What is required: Copy the autoencoder assignment text below word for word, from "You should first" up to and including "the teacher-forcing diagram.".

You should first try to understand the encode and decode methods, which are written for you. The encode method mimics the discriminative RNN we wrote in class for sentiment analysis. The decode method is a bit more challenging. You might want to scroll down to the sample_sequence function to see how this function will be called.

You can (but don't have to) use the encode and decode method in your forward method. In either case, be very careful of the input that you feed into ether decode or to self.decoder_rnn. Refer to the teacher-forcing diagram.

In [ ]:
class AutoEncoder(nn.Module):
    def __init__(self, vocab_size, emb_size, hidden_size):
        """
        A text autoencoder. The parameters 
            - vocab_size: number of unique words/tokens in the vocabulary
            - emb_size: size of the word embeddings $x^{(t)}$
            - hidden_size: size of the hidden states in both the
                           encoder RNN ($h^{(t)}$) and the
                           decoder RNN ($m^{(t)}$)
        """
        super().__init__()
        self.embed = nn.Embedding(num_embeddings=None, # TODO
                                  embedding_dim=None)  # TODO
        self.encoder_rnn = nn.GRU(input_size=None, #TODO
                                  hidden_size=None, #TODO
                                  batch_first=True)

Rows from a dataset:
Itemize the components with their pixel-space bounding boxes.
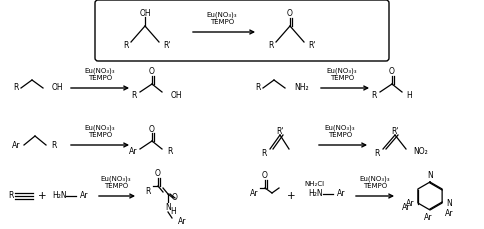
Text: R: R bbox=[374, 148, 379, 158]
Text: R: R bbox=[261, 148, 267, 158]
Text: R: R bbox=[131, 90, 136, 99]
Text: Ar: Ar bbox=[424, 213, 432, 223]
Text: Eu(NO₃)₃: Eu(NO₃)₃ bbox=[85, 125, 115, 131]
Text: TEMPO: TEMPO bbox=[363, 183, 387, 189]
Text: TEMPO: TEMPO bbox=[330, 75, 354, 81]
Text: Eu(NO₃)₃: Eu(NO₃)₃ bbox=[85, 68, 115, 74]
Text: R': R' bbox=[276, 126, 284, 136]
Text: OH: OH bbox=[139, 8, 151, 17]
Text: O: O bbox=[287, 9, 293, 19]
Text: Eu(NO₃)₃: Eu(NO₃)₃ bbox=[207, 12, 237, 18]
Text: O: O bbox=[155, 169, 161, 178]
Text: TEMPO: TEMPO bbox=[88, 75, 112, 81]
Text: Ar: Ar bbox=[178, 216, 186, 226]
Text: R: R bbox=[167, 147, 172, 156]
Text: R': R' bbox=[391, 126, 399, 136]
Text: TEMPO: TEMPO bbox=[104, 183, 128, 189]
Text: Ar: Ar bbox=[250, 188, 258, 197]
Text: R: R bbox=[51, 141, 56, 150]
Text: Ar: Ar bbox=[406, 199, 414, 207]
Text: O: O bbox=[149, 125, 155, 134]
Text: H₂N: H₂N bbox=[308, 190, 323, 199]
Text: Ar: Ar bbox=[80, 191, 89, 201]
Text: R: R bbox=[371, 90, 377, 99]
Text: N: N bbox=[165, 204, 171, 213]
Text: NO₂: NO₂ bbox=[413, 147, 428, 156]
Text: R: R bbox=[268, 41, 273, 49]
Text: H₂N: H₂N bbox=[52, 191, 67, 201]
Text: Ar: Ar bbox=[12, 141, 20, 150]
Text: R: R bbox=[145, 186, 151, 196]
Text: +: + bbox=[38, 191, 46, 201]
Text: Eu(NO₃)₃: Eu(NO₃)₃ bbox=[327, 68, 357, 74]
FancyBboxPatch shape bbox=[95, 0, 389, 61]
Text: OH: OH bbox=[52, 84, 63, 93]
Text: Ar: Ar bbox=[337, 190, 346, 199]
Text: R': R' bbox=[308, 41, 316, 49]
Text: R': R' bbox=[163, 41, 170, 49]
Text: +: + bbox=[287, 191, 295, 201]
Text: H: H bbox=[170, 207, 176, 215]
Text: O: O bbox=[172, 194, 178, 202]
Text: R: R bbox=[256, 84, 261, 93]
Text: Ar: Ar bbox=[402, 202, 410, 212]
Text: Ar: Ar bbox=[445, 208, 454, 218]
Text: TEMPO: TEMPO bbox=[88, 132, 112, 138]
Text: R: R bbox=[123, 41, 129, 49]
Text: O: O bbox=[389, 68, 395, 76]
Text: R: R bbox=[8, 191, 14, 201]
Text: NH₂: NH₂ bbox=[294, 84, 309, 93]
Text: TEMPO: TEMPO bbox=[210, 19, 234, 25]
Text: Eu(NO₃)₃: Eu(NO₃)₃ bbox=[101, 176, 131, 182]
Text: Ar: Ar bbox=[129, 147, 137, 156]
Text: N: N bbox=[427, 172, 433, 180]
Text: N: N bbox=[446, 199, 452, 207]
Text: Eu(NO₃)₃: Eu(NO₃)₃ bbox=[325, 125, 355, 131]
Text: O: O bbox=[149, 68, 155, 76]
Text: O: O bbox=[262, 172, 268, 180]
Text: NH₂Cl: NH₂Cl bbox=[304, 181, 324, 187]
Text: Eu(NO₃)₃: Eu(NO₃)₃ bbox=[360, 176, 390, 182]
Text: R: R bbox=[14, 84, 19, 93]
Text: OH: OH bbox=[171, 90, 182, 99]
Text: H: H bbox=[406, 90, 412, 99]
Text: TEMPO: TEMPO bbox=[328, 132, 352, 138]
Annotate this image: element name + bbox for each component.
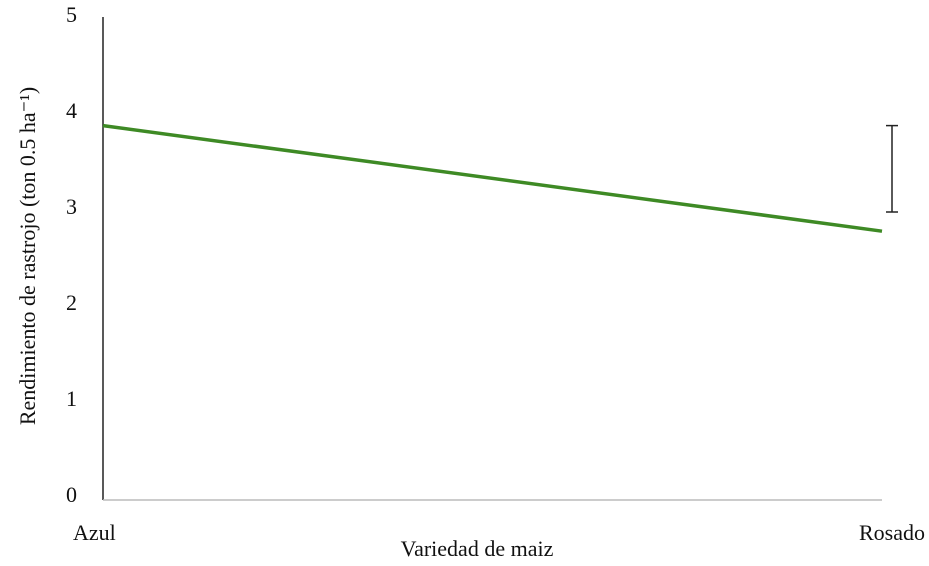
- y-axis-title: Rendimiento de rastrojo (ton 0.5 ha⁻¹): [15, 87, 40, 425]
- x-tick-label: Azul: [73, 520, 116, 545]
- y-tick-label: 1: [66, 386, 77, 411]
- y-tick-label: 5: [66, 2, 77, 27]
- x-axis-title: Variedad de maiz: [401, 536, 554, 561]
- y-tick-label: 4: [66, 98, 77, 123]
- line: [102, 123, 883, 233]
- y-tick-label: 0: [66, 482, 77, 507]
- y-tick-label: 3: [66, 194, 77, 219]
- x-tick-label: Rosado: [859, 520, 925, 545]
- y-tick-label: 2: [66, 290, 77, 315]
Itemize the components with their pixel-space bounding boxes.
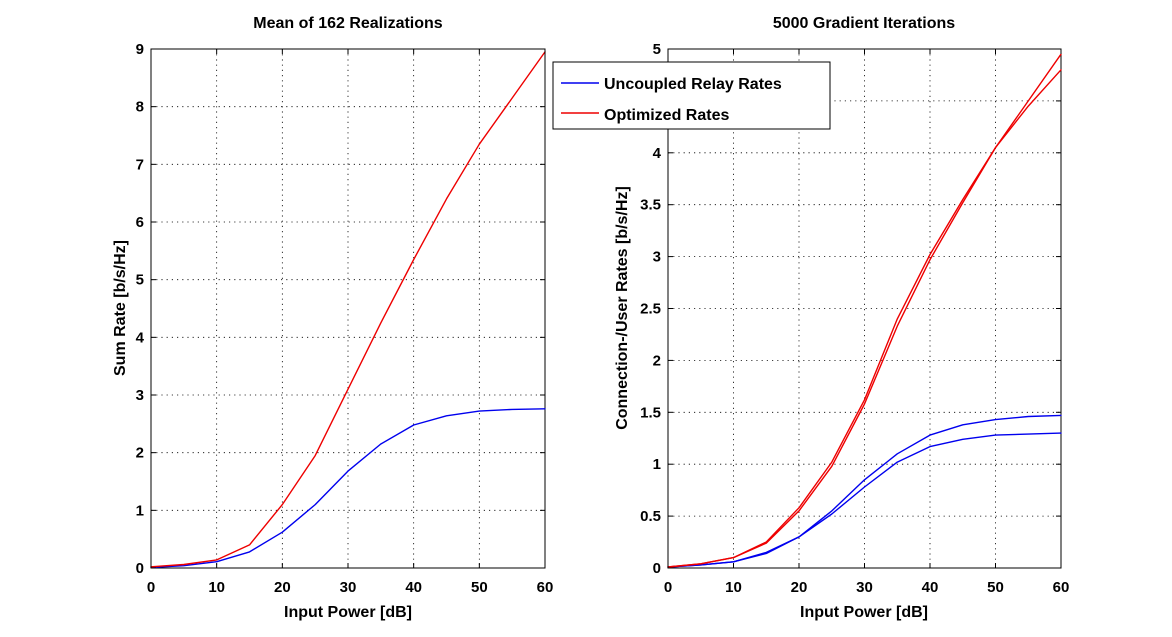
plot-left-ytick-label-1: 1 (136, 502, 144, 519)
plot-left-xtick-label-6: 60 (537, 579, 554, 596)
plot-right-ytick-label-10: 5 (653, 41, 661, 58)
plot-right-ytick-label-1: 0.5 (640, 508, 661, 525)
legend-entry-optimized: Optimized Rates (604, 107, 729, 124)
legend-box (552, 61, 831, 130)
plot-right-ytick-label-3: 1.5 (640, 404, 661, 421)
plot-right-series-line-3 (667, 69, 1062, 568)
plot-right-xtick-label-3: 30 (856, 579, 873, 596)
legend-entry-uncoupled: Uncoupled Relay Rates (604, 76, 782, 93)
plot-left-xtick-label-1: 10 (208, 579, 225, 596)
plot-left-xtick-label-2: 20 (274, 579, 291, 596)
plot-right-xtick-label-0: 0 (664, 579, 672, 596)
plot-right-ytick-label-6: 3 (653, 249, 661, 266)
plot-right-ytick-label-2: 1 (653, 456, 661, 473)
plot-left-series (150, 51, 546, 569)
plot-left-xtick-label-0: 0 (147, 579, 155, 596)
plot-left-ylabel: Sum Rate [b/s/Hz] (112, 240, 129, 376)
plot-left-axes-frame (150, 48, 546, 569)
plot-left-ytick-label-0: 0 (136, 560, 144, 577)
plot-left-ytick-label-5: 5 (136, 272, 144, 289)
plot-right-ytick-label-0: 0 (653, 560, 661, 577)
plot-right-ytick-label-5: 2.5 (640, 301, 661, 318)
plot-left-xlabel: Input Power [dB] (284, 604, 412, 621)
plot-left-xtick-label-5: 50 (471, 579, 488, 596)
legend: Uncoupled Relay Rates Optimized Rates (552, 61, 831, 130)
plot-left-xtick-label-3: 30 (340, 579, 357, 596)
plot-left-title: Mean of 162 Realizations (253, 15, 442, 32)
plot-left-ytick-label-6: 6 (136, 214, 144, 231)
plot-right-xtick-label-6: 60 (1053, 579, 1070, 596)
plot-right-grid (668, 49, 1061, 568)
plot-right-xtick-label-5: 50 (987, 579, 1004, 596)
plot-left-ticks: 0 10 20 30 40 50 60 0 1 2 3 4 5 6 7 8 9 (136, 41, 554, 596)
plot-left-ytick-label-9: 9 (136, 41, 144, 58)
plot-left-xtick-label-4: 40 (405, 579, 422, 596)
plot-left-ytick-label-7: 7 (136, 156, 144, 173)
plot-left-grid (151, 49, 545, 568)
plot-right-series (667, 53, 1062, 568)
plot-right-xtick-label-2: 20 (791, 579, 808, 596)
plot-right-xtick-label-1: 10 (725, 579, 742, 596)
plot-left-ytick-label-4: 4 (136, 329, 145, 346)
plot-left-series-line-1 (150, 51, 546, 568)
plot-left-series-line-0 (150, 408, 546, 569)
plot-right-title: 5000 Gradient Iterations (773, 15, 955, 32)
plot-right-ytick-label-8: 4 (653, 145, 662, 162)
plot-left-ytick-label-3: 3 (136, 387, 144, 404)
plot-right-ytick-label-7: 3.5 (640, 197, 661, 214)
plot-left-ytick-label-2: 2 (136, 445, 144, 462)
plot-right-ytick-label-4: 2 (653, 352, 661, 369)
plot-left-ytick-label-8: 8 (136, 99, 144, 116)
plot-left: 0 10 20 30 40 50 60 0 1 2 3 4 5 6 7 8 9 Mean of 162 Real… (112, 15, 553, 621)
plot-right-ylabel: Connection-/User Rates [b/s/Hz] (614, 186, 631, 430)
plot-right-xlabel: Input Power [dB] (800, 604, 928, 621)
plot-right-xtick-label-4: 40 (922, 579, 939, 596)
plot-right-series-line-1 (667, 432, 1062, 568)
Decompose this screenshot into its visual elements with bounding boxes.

Answer for this exercise:
You should first try to understand the encode and decode methods, which are written for you. The encode method mimics the discriminative RNN we wrote in class for sentiment analysis. The decode method is a bit more challenging. You might want to scroll down to the sample_sequence function to see how this function will be called.

You can (but don't have to) use the encode and decode method in your forward method. In either case, be very careful of the input that you feed into ether decode or to self.decoder_rnn. Refer to the teacher-forcing diagram.